> Instructions to follow: What you return should match every record exactly, with the images removed.

> Material:
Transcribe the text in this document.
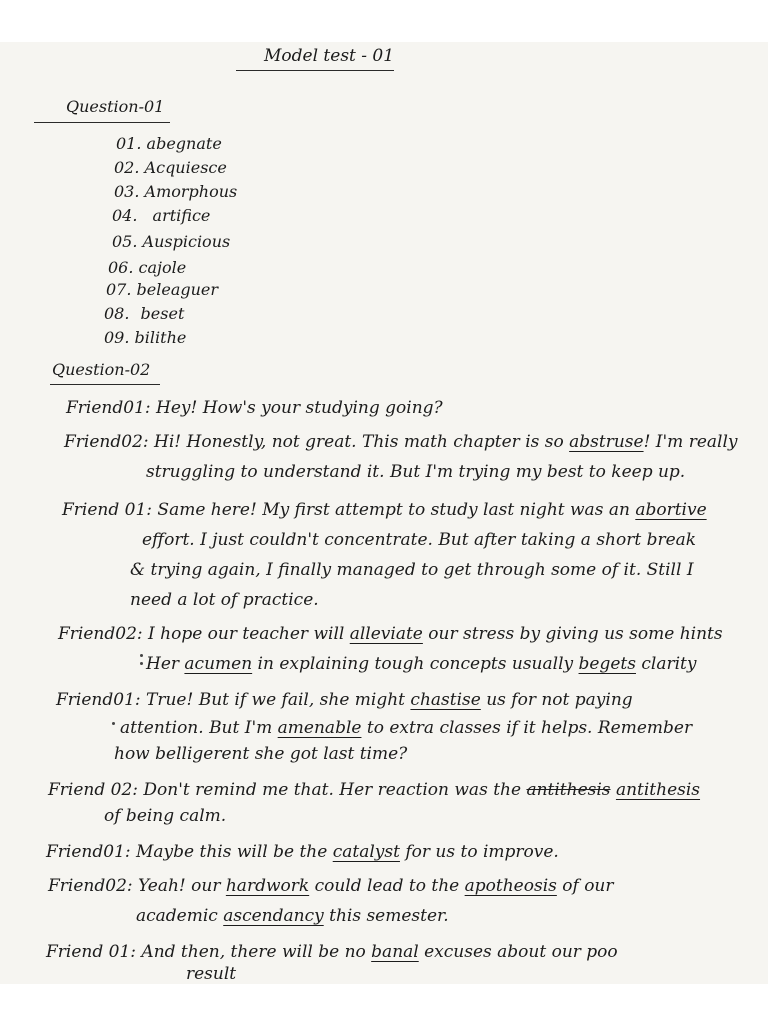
Model test - 01
Question-01
01. abegnate
02. Acquiesce
03. Amorphous
04. artifice
05. Auspicious
06. cajole
07. beleaguer
08. beset
09. bilithe
Question-02
Friend01: Hey! How's your studying going?
Friend02: Hi! Honestly, not great. This math chapter is so abstruse! I'm really
struggling to understand it. But I'm trying my best to keep up.
Friend 01: Same here! My first attempt to study last night was an abortive
effort. I just couldn't concentrate. But after taking a short break
& trying again, I finally managed to get through some of it. Still I
need a lot of practice.
Friend02: I hope our teacher will alleviate our stress by giving us some hints
Her acumen in explaining tough concepts usually begets clarity
Friend01: True! But if we fail, she might chastise us for not paying
attention. But I'm amenable to extra classes if it helps. Remember
how belligerent she got last time?
Friend 02: Don't remind me that. Her reaction was the antithesis antithesis
of being calm.
Friend01: Maybe this will be the catalyst for us to improve.
Friend02: Yeah! our hardwork could lead to the apotheosis of our
academic ascendancy this semester.
Friend 01: And then, there will be no banal excuses about our poo
result
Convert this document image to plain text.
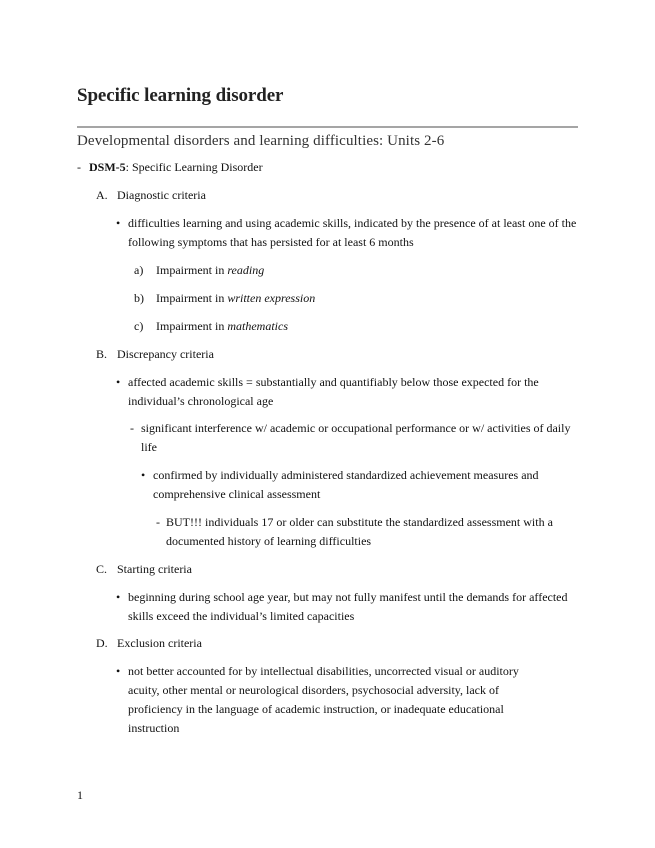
Specific learning disorder

Developmental disorders and learning difficulties: Units 2-6

- DSM-5: Specific Learning Disorder
A. Diagnostic criteria
• difficulties learning and using academic skills, indicated by the presence of at least one of the following symptoms that has persisted for at least 6 months
a) Impairment in reading
b) Impairment in written expression
c) Impairment in mathematics
B. Discrepancy criteria
• affected academic skills = substantially and quantifiably below those expected for the individual’s chronological age
- significant interference w/ academic or occupational performance or w/ activities of daily life
• confirmed by individually administered standardized achievement measures and comprehensive clinical assessment
- BUT!!! individuals 17 or older can substitute the standardized assessment with a documented history of learning difficulties
C. Starting criteria
• beginning during school age year, but may not fully manifest until the demands for affected skills exceed the individual’s limited capacities
D. Exclusion criteria
• not better accounted for by intellectual disabilities, uncorrected visual or auditory acuity, other mental or neurological disorders, psychosocial adversity, lack of proficiency in the language of academic instruction, or inadequate educational instruction
1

> Task output:
Transcribe the text in this document.
Model test - 01
Question-01
01. abegnate
02. Acquiesce
03. Amorphous
04. artifice
05. Auspicious
06. cajole
07. beleaguer
08. beset
09. bilithe
Question-02
Friend01: Hey! How's your studying going?
Friend02: Hi! Honestly, not great. This math chapter is so abstruse! I'm really
struggling to understand it. But I'm trying my best to keep up.
Friend 01: Same here! My first attempt to study last night was an abortive
effort. I just couldn't concentrate. But after taking a short break
& trying again, I finally managed to get through some of it. Still I
need a lot of practice.
Friend02: I hope our teacher will alleviate our stress by giving us some hints
Her acumen in explaining tough concepts usually begets clarity
Friend01: True! But if we fail, she might chastise us for not paying
attention. But I'm amenable to extra classes if it helps. Remember
how belligerent she got last time?
Friend 02: Don't remind me that. Her reaction was the antithesis antithesis
of being calm.
Friend01: Maybe this will be the catalyst for us to improve.
Friend02: Yeah! our hardwork could lead to the apotheosis of our
academic ascendancy this semester.
Friend 01: And then, there will be no banal excuses about our poo
result
Convert this document image to plain text.
Specific learning disorder

Developmental disorders and learning difficulties: Units 2-6

- DSM-5: Specific Learning Disorder
A. Diagnostic criteria
• difficulties learning and using academic skills, indicated by the presence of at least one of the following symptoms that has persisted for at least 6 months
a) Impairment in reading
b) Impairment in written expression
c) Impairment in mathematics
B. Discrepancy criteria
• affected academic skills = substantially and quantifiably below those expected for the individual’s chronological age
- significant interference w/ academic or occupational performance or w/ activities of daily life
• confirmed by individually administered standardized achievement measures and comprehensive clinical assessment
- BUT!!! individuals 17 or older can substitute the standardized assessment with a documented history of learning difficulties
C. Starting criteria
• beginning during school age year, but may not fully manifest until the demands for affected skills exceed the individual’s limited capacities
D. Exclusion criteria
• not better accounted for by intellectual disabilities, uncorrected visual or auditory acuity, other mental or neurological disorders, psychosocial adversity, lack of proficiency in the language of academic instruction, or inadequate educational instruction
1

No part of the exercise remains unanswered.